>>>

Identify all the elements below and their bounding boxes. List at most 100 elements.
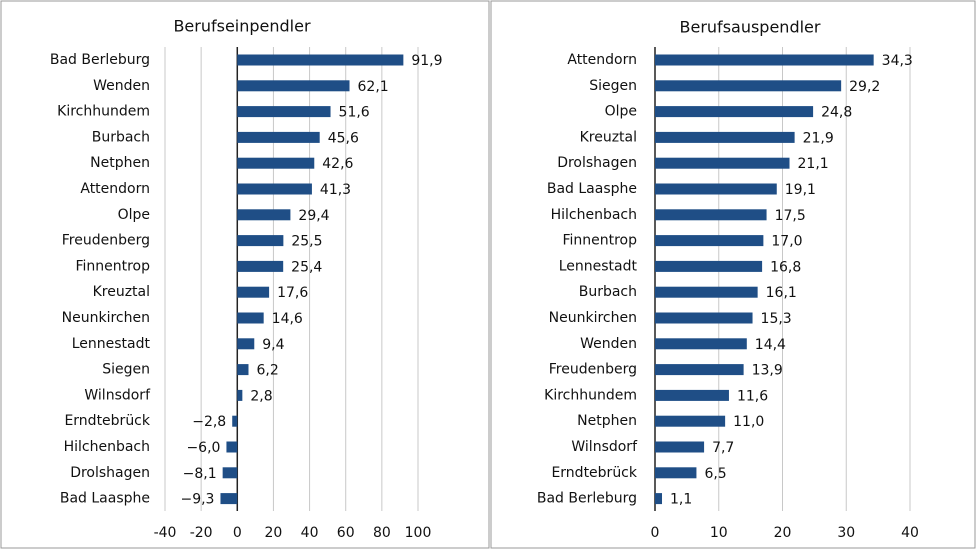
data-label: 13,9 [752,363,783,379]
x-tick-label: 10 [710,525,728,541]
x-tick-label: -40 [154,525,177,541]
y-tick-label: Wenden [580,336,637,352]
bar [655,338,747,350]
data-label: 42,6 [322,156,353,172]
data-label: 29,2 [849,79,880,95]
y-tick-label: Lennestadt [559,258,638,274]
data-label: 11,6 [737,388,768,404]
y-tick-label: Burbach [92,129,150,145]
bar [655,157,790,169]
data-label: 14,4 [755,337,786,353]
data-label: 29,4 [298,208,329,224]
bar [655,54,874,66]
bar [655,80,842,92]
bar [655,364,744,376]
y-tick-label: Attendorn [80,181,150,197]
bar [655,183,777,195]
bar [232,415,238,427]
y-tick-label: Olpe [118,207,150,223]
data-label: 34,3 [882,53,913,69]
data-label: 25,5 [291,234,322,250]
y-tick-label: Kirchhundem [57,104,150,120]
bar [655,235,764,247]
y-tick-label: Siegen [589,78,637,94]
bar [655,415,726,427]
data-label: 2,8 [250,388,272,404]
y-tick-label: Netphen [90,155,150,171]
data-label: 16,1 [766,285,797,301]
y-tick-label: Wenden [93,78,150,94]
data-label: −6,0 [186,440,220,456]
x-tick-label: 100 [405,525,432,541]
y-tick-label: Wilnsdorf [571,439,638,455]
bar [237,338,255,350]
bar [237,312,264,324]
y-tick-label: Drolshagen [557,155,637,171]
panel-border [490,0,976,549]
y-tick-label: Netphen [577,413,637,429]
bar [237,364,249,376]
data-label: 14,6 [272,311,303,327]
x-tick-label: 40 [901,525,919,541]
y-tick-label: Attendorn [567,52,637,68]
bar [655,441,705,453]
data-label: −9,3 [180,492,214,508]
y-tick-label: Hilchenbach [551,207,637,223]
bar [237,389,243,401]
x-tick-label: 20 [265,525,283,541]
y-tick-label: Erndtebrück [64,413,150,429]
y-tick-label: Lennestadt [72,336,151,352]
bar [655,131,795,143]
data-label: −8,1 [183,466,217,482]
x-tick-label: 60 [337,525,355,541]
data-label: 17,0 [771,234,802,250]
data-label: −2,8 [192,414,226,430]
y-tick-label: Kirchhundem [544,387,637,403]
x-tick-label: 40 [301,525,319,541]
y-tick-label: Bad Laasphe [547,181,637,197]
bar [655,389,729,401]
chart-title: Berufsauspendler [680,18,821,37]
y-tick-label: Siegen [102,362,150,378]
data-label: 16,8 [770,259,801,275]
bar [237,235,284,247]
data-label: 21,1 [798,156,829,172]
data-label: 51,6 [339,105,370,121]
y-tick-label: Olpe [605,104,637,120]
data-label: 7,7 [712,440,734,456]
y-tick-label: Freudenberg [62,233,150,249]
bar [655,286,758,298]
data-label: 6,5 [704,466,726,482]
bar [222,467,238,479]
bar [237,80,350,92]
data-label: 45,6 [328,130,359,146]
bar [655,493,663,505]
bar [655,209,767,221]
x-tick-label: 30 [837,525,855,541]
bar [237,157,315,169]
bar [237,54,404,66]
data-label: 41,3 [320,182,351,198]
x-tick-label: -20 [190,525,213,541]
bar [237,209,291,221]
bar [237,260,284,272]
y-tick-label: Hilchenbach [64,439,150,455]
y-tick-label: Bad Laasphe [60,491,150,507]
data-label: 21,9 [803,130,834,146]
data-label: 17,6 [277,285,308,301]
y-tick-label: Bad Berleburg [537,491,637,507]
data-label: 25,4 [291,259,322,275]
bar [655,467,697,479]
bar [655,106,814,118]
bar [655,312,753,324]
y-tick-label: Finnentrop [75,258,150,274]
bar [237,286,270,298]
y-tick-label: Bad Berleburg [50,52,150,68]
data-label: 15,3 [761,311,792,327]
bar [655,260,763,272]
y-tick-label: Finnentrop [562,233,637,249]
y-tick-label: Neunkirchen [62,310,150,326]
y-tick-label: Erndtebrück [551,465,637,481]
y-tick-label: Drolshagen [70,465,150,481]
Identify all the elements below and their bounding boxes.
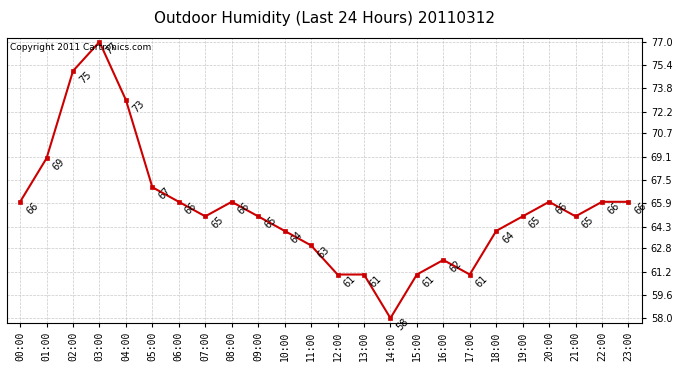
Text: 65: 65 — [580, 215, 595, 231]
Text: 75: 75 — [77, 69, 93, 86]
Text: 65: 65 — [210, 215, 225, 231]
Text: 69: 69 — [51, 157, 66, 173]
Text: 63: 63 — [315, 244, 331, 260]
Text: 66: 66 — [24, 201, 40, 216]
Text: 66: 66 — [633, 201, 649, 216]
Text: 64: 64 — [289, 230, 304, 245]
Text: 77: 77 — [104, 40, 119, 56]
Text: 73: 73 — [130, 99, 146, 114]
Text: 61: 61 — [421, 273, 437, 289]
Text: 61: 61 — [342, 273, 357, 289]
Text: 61: 61 — [474, 273, 490, 289]
Text: 66: 66 — [607, 201, 622, 216]
Text: Outdoor Humidity (Last 24 Hours) 20110312: Outdoor Humidity (Last 24 Hours) 2011031… — [154, 11, 495, 26]
Text: Copyright 2011 Cartronics.com: Copyright 2011 Cartronics.com — [10, 43, 151, 52]
Text: 58: 58 — [395, 317, 411, 333]
Text: 61: 61 — [368, 273, 384, 289]
Text: 65: 65 — [527, 215, 542, 231]
Text: 62: 62 — [448, 259, 463, 274]
Text: 64: 64 — [500, 230, 516, 245]
Text: 66: 66 — [553, 201, 569, 216]
Text: 66: 66 — [236, 201, 252, 216]
Text: 67: 67 — [157, 186, 172, 202]
Text: 65: 65 — [262, 215, 278, 231]
Text: 66: 66 — [183, 201, 199, 216]
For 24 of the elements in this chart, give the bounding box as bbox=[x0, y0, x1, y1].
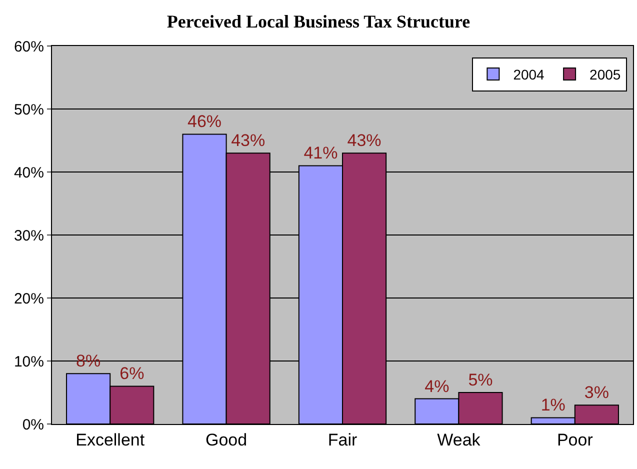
y-tick-label: 0% bbox=[22, 416, 44, 434]
x-tick-label: Fair bbox=[328, 430, 358, 450]
data-label: 6% bbox=[120, 364, 144, 384]
x-tick-label: Good bbox=[206, 430, 248, 450]
x-tick-label: Weak bbox=[437, 430, 481, 450]
legend-label: 2005 bbox=[590, 66, 621, 82]
chart-title: Perceived Local Business Tax Structure bbox=[166, 11, 470, 32]
data-label: 5% bbox=[468, 370, 493, 390]
y-tick-label: 30% bbox=[14, 227, 44, 244]
data-label: 43% bbox=[231, 131, 266, 150]
data-label: 1% bbox=[540, 396, 566, 415]
y-tick-label: 40% bbox=[14, 164, 44, 182]
data-label: 3% bbox=[584, 383, 609, 402]
data-label: 43% bbox=[347, 131, 382, 150]
x-tick-label: Poor bbox=[556, 430, 594, 450]
y-tick-label: 60% bbox=[14, 38, 44, 56]
legend-label: 2004 bbox=[513, 66, 545, 82]
y-tick-label: 50% bbox=[14, 101, 44, 118]
data-label: 4% bbox=[424, 376, 450, 396]
data-label: 46% bbox=[188, 112, 222, 132]
y-tick-label: 10% bbox=[14, 353, 44, 370]
y-tick-label: 20% bbox=[14, 290, 44, 308]
x-tick-label: Excellent bbox=[76, 430, 145, 450]
data-label: 41% bbox=[304, 144, 338, 163]
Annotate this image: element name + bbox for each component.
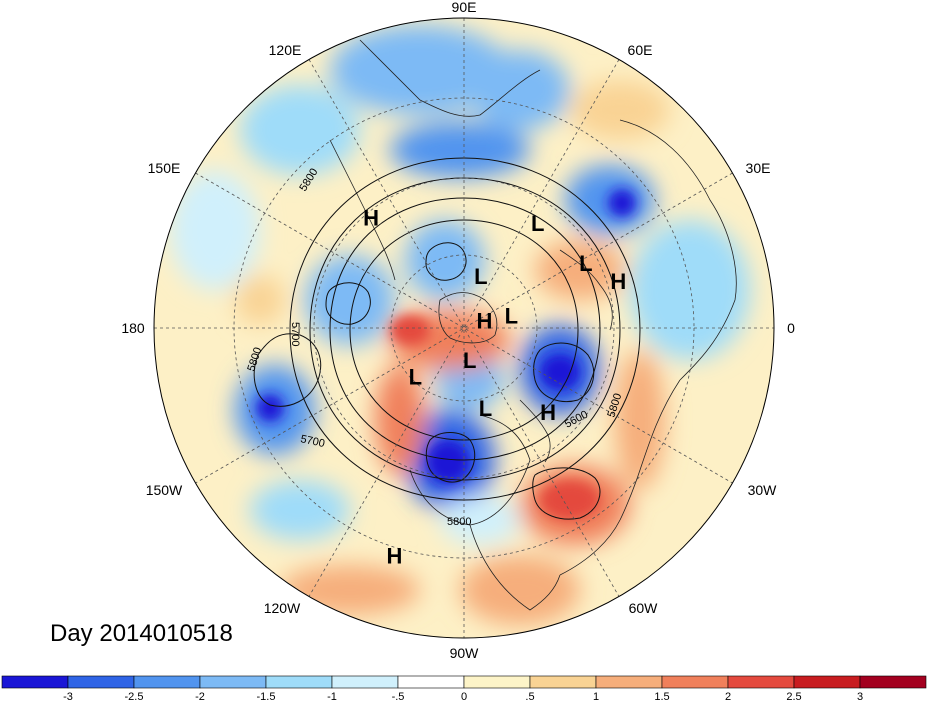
colorbar-tick-label: 3: [857, 691, 863, 702]
colorbar-tick-label: -2: [195, 691, 205, 702]
date-title: Day 2014010518: [50, 620, 233, 648]
lon-label-60e: 60E: [628, 42, 653, 58]
lon-label-0: 0: [787, 320, 795, 336]
colorbar-swatch: [397, 675, 465, 689]
lon-label-30e: 30E: [746, 160, 771, 176]
low-pressure-marker: L: [463, 348, 476, 373]
lon-label-120w: 120W: [264, 600, 301, 616]
date-title-date: 2014010518: [99, 620, 233, 647]
lon-label-150w: 150W: [146, 482, 183, 498]
colorbar-tick-label: .5: [525, 691, 534, 702]
colorbar-swatch: [529, 675, 597, 689]
colorbar-swatch: [67, 675, 135, 689]
colorbar-swatch: [727, 675, 795, 689]
low-pressure-marker: L: [479, 396, 492, 421]
anomaly-shading: [154, 18, 774, 638]
colorbar-swatch: [463, 675, 531, 689]
colorbar-tick-label: 2.5: [786, 691, 801, 702]
low-pressure-marker: L: [531, 211, 544, 236]
lon-label-60w: 60W: [629, 600, 659, 616]
contour-label: 5800: [447, 516, 471, 528]
colorbar-tick-label: 2: [725, 691, 731, 702]
high-pressure-marker: H: [540, 400, 556, 425]
colorbar-swatch: [133, 675, 201, 689]
colorbar: -3 -2.5 -2 -1.5 -1 -.5 0 .5 1 1.5 2 2.5 3: [1, 675, 927, 702]
longitude-labels: 90E 60E 30E 0 30W 60W 90W 120W 150W 180 …: [121, 0, 795, 661]
colorbar-swatch: [265, 675, 333, 689]
colorbar-swatch: [859, 675, 927, 689]
lon-label-90w: 90W: [450, 645, 480, 661]
lon-label-30w: 30W: [748, 482, 778, 498]
high-pressure-marker: H: [476, 309, 492, 334]
colorbar-swatch: [661, 675, 729, 689]
date-title-prefix: Day: [50, 620, 93, 647]
low-pressure-marker: L: [409, 365, 422, 390]
high-pressure-marker: H: [610, 269, 626, 294]
colorbar-tick-label: 0: [461, 691, 467, 702]
graticule: [154, 18, 774, 638]
low-pressure-marker: L: [474, 264, 487, 289]
lon-label-90e: 90E: [452, 0, 477, 15]
colorbar-tick-label: -3: [63, 691, 73, 702]
colorbar-swatch: [1, 675, 69, 689]
colorbar-tick-label: -.5: [392, 691, 405, 702]
map-boundary: [153, 17, 775, 639]
colorbar-tick-label: 1.5: [654, 691, 669, 702]
high-pressure-marker: H: [363, 205, 379, 230]
colorbar-swatch: [793, 675, 861, 689]
lon-label-150e: 150E: [148, 160, 181, 176]
colorbar-swatch: [595, 675, 663, 689]
colorbar-swatch: [199, 675, 267, 689]
lon-label-180: 180: [121, 320, 145, 336]
colorbar-tick-label: -1: [327, 691, 337, 702]
colorbar-tick-label: -1.5: [257, 691, 276, 702]
low-pressure-marker: L: [579, 251, 592, 276]
high-pressure-marker: H: [387, 544, 403, 569]
colorbar-swatch: [331, 675, 399, 689]
colorbar-tick-label: 1: [593, 691, 599, 702]
colorbar-tick-label: -2.5: [125, 691, 144, 702]
contour-label: 5700: [299, 433, 325, 450]
lon-label-120e: 120E: [269, 42, 302, 58]
low-pressure-marker: L: [505, 303, 518, 328]
contour-label: 5700: [289, 322, 301, 346]
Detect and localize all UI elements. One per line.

<<<

# [Exercise directions]
Copy the lines of the entries above verbatim, starting with the line that contains "Text: 65: 65 — [580, 215, 595, 231]" and ending with the line that contains "Text: 73: 73 — [130, 99, 146, 114]", including both of those lines.

# [Exercise solution]
Text: 65: 65 — [580, 215, 595, 231]
Text: 75: 75 — [77, 69, 93, 86]
Text: 65: 65 — [210, 215, 225, 231]
Text: 69: 69 — [51, 157, 66, 173]
Text: 63: 63 — [315, 244, 331, 260]
Text: 66: 66 — [24, 201, 40, 216]
Text: 66: 66 — [633, 201, 649, 216]
Text: 64: 64 — [289, 230, 304, 245]
Text: 77: 77 — [104, 40, 119, 56]
Text: 73: 73 — [130, 99, 146, 114]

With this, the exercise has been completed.